> **Exercise**: Rename "legend-label" to "key-label" in everything from the first row down to the row containing "legend-label: Display_LED [1]", and write those rows out again with nothing else changed.

> **Stored rows**:
++++++++

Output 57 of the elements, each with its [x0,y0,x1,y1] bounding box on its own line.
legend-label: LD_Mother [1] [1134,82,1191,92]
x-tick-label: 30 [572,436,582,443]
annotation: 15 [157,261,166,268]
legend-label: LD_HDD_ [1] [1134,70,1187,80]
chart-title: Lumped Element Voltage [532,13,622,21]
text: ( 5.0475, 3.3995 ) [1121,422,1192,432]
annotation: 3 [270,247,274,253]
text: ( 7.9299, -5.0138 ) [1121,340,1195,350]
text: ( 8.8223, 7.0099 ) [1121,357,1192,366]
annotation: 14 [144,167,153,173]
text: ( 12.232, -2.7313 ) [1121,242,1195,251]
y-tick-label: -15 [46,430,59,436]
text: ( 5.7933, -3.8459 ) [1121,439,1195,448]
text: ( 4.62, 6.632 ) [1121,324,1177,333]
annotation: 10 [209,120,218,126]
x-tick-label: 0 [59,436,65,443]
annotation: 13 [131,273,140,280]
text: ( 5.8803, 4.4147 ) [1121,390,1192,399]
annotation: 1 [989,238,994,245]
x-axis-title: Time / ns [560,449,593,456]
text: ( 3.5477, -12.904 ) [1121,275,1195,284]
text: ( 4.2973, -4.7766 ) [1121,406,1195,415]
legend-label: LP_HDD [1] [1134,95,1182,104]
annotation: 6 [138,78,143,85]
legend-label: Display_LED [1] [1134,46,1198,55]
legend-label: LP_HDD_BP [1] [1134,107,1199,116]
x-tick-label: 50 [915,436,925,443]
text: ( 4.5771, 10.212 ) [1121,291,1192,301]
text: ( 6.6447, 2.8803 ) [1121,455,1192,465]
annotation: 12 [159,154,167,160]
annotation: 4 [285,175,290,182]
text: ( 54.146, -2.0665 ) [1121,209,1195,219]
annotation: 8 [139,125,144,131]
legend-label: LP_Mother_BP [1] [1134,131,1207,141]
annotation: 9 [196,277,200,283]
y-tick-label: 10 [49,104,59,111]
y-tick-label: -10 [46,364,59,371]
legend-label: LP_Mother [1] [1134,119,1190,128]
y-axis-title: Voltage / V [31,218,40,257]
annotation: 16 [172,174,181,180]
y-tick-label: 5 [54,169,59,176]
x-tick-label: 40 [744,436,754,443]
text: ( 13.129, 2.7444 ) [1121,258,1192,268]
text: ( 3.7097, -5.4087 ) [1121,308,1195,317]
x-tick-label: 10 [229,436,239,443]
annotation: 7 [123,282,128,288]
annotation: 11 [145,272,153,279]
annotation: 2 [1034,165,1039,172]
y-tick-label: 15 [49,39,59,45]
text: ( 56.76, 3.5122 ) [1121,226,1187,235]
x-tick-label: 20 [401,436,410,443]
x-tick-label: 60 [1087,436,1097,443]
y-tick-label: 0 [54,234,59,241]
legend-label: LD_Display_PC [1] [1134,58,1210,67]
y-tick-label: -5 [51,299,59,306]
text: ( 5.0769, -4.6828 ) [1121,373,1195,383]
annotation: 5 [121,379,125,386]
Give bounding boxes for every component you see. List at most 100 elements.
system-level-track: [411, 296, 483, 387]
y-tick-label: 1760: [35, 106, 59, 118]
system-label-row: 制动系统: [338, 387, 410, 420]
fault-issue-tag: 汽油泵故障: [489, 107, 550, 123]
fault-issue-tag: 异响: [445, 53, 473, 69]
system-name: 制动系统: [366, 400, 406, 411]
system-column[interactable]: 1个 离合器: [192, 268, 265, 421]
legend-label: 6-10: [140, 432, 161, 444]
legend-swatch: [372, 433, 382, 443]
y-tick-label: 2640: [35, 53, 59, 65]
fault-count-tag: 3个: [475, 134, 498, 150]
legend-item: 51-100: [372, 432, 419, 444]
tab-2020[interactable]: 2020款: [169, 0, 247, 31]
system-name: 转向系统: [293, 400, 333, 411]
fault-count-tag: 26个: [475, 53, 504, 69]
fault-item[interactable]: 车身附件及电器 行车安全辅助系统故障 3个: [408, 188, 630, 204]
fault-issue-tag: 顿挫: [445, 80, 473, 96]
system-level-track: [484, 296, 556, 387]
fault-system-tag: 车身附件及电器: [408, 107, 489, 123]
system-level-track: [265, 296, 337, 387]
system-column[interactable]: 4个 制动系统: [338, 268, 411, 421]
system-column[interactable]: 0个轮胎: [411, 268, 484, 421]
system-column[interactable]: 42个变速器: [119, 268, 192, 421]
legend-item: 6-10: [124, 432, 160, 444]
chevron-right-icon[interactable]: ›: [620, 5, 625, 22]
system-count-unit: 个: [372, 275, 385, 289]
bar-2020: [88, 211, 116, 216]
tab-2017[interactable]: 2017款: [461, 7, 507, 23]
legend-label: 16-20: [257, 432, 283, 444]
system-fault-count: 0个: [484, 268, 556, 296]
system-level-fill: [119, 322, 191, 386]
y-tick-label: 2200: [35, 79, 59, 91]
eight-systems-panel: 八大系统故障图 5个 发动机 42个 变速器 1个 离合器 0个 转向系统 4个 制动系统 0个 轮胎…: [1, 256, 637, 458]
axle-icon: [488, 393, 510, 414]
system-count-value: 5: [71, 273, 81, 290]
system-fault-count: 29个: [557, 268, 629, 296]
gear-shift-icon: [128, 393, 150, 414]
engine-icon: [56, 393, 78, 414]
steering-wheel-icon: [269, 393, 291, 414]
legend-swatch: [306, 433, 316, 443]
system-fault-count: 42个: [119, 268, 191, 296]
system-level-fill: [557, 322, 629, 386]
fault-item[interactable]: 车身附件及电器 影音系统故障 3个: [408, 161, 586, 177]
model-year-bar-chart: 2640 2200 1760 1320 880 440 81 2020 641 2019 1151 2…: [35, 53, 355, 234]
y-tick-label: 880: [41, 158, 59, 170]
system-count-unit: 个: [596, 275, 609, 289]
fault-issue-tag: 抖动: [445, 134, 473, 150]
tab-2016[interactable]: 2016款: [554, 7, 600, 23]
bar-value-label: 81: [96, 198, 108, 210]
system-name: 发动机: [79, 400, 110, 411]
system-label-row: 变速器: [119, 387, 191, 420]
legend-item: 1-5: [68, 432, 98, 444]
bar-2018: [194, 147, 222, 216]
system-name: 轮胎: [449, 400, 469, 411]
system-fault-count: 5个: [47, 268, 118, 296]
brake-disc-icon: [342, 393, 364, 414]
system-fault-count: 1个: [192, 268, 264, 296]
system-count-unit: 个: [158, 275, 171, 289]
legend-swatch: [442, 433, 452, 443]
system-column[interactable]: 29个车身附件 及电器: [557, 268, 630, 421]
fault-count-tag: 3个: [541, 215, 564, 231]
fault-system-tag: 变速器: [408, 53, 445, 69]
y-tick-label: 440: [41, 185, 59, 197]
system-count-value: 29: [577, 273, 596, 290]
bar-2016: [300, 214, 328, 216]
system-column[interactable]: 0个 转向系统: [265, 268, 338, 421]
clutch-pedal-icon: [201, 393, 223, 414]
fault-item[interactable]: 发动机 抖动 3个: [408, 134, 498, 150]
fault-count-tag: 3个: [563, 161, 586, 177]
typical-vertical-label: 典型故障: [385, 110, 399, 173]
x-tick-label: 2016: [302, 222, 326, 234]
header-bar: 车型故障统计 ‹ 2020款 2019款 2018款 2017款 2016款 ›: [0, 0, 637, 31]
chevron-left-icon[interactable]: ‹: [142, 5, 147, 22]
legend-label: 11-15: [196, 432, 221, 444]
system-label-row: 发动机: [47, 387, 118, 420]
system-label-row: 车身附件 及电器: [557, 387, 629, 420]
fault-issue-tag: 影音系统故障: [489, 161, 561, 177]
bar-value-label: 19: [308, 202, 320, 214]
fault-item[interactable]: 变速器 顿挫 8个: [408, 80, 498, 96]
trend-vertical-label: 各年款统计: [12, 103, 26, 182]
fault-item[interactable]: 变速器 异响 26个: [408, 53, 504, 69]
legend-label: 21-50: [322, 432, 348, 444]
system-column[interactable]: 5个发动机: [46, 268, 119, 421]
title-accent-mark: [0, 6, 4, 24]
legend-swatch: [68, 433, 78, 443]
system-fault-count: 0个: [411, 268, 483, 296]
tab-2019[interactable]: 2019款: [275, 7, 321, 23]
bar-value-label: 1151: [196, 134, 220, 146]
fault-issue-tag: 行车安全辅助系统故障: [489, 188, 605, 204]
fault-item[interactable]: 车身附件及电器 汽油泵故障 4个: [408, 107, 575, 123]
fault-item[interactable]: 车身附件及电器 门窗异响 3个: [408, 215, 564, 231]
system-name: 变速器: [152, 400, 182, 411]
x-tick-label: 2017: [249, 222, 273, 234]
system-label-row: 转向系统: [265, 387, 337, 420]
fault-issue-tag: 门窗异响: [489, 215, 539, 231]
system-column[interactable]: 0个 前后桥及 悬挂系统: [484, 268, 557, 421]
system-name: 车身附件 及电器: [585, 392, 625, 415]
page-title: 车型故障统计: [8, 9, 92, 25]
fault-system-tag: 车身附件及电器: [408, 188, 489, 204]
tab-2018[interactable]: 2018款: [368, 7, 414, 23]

++++++++

> **Exercise output**:
Output 57 of the elements, each with its [x0,y0,x1,y1] bounding box on its own line.
key-label: LD_Mother [1] [1134,82,1191,92]
x-tick-label: 30 [572,436,582,443]
annotation: 15 [157,261,166,268]
key-label: LD_HDD_ [1] [1134,70,1187,80]
chart-title: Lumped Element Voltage [532,13,622,21]
text: ( 5.0475, 3.3995 ) [1121,422,1192,432]
annotation: 3 [270,247,274,253]
text: ( 7.9299, -5.0138 ) [1121,340,1195,350]
text: ( 8.8223, 7.0099 ) [1121,357,1192,366]
annotation: 14 [144,167,153,173]
text: ( 12.232, -2.7313 ) [1121,242,1195,251]
y-tick-label: -15 [46,430,59,436]
text: ( 5.7933, -3.8459 ) [1121,439,1195,448]
text: ( 4.62, 6.632 ) [1121,324,1177,333]
annotation: 10 [209,120,218,126]
x-tick-label: 0 [59,436,65,443]
annotation: 13 [131,273,140,280]
text: ( 5.8803, 4.4147 ) [1121,390,1192,399]
annotation: 1 [989,238,994,245]
x-axis-title: Time / ns [560,449,593,456]
text: ( 3.5477, -12.904 ) [1121,275,1195,284]
text: ( 4.2973, -4.7766 ) [1121,406,1195,415]
key-label: LP_HDD [1] [1134,95,1182,104]
annotation: 6 [138,78,143,85]
key-label: Display_LED [1] [1134,46,1198,55]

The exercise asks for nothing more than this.